Start of RECORDS FOR THIS EXERCISE

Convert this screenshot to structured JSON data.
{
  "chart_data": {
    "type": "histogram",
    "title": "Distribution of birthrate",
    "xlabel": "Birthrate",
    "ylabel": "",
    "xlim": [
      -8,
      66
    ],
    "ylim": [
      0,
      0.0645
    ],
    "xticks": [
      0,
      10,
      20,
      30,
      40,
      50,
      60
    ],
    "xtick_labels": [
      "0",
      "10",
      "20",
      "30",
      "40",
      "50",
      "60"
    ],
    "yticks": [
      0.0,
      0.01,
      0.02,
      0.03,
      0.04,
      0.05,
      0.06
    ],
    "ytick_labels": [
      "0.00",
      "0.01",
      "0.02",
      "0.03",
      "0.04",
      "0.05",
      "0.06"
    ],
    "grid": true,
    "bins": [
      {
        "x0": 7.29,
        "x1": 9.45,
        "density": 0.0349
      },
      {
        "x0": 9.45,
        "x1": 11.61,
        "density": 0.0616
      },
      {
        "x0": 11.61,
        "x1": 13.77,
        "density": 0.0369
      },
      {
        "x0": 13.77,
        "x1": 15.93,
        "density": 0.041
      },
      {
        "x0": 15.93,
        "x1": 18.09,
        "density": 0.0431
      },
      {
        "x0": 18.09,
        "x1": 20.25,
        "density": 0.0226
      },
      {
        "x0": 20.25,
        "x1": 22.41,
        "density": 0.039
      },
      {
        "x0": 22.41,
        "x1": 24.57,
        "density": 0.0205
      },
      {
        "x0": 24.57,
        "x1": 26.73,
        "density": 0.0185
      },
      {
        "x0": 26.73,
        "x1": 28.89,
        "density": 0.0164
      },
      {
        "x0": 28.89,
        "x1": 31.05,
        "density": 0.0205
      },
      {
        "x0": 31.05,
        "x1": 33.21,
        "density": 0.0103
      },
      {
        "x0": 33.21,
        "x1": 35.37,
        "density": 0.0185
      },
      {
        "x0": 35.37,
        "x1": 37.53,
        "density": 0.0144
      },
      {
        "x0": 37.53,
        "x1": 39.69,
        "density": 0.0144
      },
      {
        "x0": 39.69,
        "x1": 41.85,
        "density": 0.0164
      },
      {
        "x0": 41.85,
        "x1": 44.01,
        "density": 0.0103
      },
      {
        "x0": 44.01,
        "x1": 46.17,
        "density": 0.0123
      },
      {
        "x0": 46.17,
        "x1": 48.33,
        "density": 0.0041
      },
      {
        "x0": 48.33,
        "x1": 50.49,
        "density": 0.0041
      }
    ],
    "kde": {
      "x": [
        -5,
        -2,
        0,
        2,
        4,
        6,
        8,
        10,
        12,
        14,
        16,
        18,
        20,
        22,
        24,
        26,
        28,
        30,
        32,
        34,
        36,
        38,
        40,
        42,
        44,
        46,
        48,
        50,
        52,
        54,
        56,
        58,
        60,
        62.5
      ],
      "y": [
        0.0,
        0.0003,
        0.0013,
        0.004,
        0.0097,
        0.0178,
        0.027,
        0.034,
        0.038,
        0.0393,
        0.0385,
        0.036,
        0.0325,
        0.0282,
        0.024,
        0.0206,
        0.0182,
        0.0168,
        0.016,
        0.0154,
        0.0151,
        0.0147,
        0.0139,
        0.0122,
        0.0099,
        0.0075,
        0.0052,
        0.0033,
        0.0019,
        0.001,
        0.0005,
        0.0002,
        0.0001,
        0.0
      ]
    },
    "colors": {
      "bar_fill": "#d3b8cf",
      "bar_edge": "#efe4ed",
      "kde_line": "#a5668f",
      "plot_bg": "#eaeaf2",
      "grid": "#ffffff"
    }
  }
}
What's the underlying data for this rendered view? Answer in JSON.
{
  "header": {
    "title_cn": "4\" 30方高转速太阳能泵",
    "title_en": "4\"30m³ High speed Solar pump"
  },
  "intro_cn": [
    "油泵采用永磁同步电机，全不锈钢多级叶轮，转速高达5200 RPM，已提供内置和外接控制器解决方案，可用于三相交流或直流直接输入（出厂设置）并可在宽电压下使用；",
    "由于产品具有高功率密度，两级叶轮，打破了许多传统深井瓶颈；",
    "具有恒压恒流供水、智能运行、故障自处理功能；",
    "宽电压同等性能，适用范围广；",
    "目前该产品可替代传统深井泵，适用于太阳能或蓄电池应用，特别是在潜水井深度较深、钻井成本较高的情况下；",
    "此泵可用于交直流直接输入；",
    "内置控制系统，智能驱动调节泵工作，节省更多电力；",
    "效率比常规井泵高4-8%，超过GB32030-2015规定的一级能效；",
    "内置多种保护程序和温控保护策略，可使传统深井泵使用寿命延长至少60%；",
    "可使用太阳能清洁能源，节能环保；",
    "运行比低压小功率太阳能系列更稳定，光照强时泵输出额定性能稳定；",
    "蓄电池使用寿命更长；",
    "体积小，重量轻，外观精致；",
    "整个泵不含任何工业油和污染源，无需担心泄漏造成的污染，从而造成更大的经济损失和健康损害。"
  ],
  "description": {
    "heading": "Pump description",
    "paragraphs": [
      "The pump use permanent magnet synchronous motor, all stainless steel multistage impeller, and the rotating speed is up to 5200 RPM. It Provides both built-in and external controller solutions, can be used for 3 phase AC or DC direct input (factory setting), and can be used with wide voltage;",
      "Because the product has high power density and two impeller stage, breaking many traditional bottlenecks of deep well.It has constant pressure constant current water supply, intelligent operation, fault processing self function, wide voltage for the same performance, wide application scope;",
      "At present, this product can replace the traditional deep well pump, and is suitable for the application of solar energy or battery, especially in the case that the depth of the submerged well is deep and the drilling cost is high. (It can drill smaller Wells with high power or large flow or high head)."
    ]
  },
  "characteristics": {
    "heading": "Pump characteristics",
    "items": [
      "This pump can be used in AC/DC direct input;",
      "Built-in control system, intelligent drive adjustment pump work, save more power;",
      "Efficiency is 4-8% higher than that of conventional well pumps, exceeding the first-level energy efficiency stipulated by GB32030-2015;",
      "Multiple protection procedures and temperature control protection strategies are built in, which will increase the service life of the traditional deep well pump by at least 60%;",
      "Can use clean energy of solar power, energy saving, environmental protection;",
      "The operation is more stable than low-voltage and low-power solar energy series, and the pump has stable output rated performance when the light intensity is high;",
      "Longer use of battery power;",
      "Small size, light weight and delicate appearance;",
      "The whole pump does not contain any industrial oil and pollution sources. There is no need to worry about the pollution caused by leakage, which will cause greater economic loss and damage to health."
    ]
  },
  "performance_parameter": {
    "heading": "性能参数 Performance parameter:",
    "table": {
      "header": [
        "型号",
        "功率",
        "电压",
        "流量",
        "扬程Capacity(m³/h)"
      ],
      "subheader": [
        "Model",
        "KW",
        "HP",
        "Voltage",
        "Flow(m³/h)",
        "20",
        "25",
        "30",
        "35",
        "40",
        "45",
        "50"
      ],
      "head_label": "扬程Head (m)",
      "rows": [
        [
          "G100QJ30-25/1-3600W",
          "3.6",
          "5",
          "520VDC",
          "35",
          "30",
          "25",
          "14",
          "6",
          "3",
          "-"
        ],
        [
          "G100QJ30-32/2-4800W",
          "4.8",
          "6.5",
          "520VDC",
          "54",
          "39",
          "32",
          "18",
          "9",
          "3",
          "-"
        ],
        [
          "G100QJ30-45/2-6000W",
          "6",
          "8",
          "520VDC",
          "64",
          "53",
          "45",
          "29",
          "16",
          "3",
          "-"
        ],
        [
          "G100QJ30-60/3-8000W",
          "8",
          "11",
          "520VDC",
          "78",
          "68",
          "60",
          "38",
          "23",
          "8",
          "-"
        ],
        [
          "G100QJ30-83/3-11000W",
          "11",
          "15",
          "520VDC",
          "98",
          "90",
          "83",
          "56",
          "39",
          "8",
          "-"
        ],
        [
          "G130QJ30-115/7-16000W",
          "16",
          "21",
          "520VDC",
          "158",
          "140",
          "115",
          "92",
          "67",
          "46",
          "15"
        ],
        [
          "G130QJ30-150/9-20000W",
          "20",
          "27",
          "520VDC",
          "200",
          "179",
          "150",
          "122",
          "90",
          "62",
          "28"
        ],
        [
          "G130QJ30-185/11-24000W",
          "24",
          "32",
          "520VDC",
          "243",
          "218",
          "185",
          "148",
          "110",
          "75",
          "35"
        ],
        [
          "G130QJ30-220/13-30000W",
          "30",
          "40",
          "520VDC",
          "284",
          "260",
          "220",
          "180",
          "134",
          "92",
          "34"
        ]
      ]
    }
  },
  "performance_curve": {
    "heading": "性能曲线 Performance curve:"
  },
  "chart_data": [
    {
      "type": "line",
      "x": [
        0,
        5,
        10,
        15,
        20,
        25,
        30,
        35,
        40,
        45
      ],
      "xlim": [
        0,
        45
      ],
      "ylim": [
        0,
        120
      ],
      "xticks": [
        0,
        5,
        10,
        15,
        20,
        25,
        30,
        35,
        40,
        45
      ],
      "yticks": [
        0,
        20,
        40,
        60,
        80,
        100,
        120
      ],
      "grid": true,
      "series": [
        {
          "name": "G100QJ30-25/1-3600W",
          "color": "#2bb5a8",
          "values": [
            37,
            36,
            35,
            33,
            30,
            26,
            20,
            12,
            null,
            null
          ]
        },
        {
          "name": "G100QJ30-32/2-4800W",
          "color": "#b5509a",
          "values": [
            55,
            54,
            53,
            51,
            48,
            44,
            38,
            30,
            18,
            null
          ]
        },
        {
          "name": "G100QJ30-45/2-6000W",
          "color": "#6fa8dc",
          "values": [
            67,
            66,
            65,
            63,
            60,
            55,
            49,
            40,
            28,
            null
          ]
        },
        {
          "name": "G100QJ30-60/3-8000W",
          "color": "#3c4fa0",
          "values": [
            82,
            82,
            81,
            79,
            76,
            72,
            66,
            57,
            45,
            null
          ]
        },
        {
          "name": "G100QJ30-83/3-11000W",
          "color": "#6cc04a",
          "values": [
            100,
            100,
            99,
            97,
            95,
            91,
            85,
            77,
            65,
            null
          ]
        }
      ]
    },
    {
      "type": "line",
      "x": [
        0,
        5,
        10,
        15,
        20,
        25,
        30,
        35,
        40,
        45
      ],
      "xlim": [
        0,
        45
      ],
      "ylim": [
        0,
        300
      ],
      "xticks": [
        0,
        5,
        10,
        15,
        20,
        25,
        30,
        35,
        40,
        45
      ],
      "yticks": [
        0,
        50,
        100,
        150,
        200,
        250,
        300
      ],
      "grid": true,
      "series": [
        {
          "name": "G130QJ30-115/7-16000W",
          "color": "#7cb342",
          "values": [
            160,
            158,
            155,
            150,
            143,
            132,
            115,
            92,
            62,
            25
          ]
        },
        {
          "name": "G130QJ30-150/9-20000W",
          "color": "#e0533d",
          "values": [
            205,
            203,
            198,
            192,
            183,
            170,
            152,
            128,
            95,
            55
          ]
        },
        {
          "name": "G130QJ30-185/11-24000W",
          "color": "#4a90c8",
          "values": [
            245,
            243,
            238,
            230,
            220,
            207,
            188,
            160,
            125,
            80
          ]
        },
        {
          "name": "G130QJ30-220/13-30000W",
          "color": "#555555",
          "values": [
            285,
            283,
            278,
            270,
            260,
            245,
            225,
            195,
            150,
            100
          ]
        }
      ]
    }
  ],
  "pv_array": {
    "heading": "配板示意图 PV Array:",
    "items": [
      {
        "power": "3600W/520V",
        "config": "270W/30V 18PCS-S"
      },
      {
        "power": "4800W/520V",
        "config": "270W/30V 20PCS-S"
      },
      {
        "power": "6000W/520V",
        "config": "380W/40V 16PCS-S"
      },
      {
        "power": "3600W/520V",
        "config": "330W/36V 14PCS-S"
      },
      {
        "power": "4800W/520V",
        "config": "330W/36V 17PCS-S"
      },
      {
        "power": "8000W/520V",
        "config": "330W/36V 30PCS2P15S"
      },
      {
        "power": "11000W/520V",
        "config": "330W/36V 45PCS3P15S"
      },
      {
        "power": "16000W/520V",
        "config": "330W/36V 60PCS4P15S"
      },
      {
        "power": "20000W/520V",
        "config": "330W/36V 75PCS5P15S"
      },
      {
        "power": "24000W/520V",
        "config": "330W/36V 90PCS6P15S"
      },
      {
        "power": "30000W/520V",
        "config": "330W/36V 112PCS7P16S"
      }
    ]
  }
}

End of RECORDS FOR THIS EXERCISE

WRITTEN PROBLEM => Search the entries for the word "than", then list each line that holds it.

ANSWER BELOW =>
      "Efficiency is 4-8% higher than that of conventional well pumps, exceeding the first-level energy efficiency stipulated by GB32030-2015;",
      "The operation is more stable than low-voltage and low-power solar energy series, and the pump has stable output rated performance when the light intensity is high;",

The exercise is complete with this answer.